───── Records to use ─────
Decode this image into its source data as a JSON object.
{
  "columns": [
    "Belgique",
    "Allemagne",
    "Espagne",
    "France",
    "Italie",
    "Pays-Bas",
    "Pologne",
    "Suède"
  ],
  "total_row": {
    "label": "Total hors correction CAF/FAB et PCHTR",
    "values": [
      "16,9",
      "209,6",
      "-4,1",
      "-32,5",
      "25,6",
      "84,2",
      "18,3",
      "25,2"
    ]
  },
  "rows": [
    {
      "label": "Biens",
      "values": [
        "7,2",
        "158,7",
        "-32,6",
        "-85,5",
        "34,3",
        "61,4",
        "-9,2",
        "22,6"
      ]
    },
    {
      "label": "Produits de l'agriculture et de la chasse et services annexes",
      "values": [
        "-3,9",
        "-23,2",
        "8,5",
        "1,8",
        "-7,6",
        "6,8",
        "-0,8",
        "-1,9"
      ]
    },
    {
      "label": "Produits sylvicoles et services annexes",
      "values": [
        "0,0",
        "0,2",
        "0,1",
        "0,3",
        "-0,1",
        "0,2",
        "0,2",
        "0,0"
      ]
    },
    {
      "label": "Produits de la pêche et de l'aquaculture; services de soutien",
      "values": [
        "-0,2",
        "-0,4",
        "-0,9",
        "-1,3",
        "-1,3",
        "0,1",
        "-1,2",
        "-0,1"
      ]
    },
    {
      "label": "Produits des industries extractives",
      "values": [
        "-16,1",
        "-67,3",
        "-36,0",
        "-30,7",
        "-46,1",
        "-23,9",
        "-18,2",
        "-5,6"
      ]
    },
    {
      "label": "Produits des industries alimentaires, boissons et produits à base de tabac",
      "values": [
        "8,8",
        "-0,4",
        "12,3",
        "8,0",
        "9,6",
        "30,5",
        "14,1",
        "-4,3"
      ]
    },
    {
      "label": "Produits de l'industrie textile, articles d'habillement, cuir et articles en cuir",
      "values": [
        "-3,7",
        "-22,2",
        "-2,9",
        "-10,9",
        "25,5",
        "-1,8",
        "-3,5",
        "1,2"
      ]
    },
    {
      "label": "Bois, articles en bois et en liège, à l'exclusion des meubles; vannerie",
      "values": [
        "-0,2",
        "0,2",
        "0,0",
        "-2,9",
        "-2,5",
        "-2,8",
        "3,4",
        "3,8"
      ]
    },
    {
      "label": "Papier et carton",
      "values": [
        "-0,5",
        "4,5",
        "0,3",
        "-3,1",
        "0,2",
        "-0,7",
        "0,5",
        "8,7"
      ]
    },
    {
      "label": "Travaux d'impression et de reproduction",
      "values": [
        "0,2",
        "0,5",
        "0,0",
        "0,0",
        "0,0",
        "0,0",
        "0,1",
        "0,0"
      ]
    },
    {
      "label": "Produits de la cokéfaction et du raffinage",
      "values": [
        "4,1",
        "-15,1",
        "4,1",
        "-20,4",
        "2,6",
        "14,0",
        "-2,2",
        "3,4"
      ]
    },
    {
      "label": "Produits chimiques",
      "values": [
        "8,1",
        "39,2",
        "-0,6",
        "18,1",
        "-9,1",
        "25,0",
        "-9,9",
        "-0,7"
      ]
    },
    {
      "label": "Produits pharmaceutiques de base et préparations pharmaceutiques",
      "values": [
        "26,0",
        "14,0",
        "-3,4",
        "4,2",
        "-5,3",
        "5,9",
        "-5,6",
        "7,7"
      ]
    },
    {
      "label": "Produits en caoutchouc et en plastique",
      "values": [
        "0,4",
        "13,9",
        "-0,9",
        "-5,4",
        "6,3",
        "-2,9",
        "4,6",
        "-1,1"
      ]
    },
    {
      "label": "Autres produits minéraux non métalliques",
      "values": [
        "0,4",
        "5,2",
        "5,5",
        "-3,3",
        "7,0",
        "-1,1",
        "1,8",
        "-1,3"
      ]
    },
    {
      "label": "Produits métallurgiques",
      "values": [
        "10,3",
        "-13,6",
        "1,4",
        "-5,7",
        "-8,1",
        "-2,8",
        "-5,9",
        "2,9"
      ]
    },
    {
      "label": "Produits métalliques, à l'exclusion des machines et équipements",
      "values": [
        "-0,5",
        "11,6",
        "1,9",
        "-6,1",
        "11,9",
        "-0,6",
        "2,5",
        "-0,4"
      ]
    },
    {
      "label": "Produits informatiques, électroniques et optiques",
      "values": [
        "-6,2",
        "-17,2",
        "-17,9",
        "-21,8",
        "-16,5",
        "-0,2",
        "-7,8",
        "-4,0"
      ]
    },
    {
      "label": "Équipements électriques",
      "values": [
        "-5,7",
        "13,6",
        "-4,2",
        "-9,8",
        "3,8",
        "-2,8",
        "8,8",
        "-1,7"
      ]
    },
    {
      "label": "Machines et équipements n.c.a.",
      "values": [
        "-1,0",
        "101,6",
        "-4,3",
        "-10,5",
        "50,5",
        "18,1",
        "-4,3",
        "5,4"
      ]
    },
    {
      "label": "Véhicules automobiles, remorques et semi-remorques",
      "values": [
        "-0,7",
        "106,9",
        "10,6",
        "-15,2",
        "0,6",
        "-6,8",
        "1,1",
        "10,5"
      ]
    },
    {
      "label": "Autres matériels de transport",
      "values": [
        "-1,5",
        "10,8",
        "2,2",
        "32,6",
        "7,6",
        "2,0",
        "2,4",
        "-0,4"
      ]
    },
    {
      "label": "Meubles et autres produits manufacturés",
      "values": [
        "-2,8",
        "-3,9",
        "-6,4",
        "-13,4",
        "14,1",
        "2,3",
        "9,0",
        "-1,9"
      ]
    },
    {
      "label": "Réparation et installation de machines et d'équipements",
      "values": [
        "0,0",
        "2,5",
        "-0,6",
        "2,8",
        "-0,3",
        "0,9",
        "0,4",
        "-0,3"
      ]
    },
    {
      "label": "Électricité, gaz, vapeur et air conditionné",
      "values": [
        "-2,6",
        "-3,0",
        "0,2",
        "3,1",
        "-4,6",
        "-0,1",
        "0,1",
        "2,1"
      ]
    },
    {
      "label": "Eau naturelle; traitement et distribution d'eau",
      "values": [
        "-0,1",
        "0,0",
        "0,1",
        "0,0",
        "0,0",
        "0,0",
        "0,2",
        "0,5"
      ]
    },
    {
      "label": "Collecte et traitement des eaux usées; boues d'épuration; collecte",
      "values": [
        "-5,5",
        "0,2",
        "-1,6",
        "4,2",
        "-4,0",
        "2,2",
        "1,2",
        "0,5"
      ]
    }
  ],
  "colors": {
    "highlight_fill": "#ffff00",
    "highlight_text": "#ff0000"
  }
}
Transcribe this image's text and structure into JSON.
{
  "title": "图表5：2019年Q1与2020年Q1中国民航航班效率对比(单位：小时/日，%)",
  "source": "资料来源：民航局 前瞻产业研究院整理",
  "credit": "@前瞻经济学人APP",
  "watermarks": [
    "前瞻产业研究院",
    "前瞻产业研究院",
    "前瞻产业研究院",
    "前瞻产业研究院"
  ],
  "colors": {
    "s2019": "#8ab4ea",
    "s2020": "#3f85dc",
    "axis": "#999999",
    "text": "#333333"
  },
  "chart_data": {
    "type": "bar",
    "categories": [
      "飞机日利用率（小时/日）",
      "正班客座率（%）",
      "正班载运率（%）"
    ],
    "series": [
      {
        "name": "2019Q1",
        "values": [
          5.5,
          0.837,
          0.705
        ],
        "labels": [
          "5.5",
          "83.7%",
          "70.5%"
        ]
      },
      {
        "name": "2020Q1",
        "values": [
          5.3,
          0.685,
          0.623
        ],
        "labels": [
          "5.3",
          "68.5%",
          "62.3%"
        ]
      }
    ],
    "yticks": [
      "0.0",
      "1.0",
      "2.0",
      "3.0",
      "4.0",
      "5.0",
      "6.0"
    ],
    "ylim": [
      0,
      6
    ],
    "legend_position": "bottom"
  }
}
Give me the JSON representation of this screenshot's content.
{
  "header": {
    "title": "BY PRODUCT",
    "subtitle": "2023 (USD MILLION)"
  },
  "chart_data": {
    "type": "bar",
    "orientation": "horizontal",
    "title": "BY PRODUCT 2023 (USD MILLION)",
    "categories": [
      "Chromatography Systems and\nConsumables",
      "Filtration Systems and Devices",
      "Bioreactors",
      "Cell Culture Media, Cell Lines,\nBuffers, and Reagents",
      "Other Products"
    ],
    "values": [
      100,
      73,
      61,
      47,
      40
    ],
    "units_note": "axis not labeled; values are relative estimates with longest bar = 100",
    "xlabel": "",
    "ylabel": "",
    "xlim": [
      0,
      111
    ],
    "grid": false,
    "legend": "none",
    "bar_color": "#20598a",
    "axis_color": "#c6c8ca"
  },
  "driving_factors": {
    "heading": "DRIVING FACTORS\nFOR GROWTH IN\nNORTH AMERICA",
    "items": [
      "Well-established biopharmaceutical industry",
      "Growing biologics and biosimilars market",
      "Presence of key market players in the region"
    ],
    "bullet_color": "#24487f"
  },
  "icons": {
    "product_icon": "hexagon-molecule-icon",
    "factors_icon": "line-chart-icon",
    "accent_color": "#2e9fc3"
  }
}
─────
__Written task__. Among the lines above, determine how many hold the word "image"; report the figure alone.

__Answer for this exercise__. 2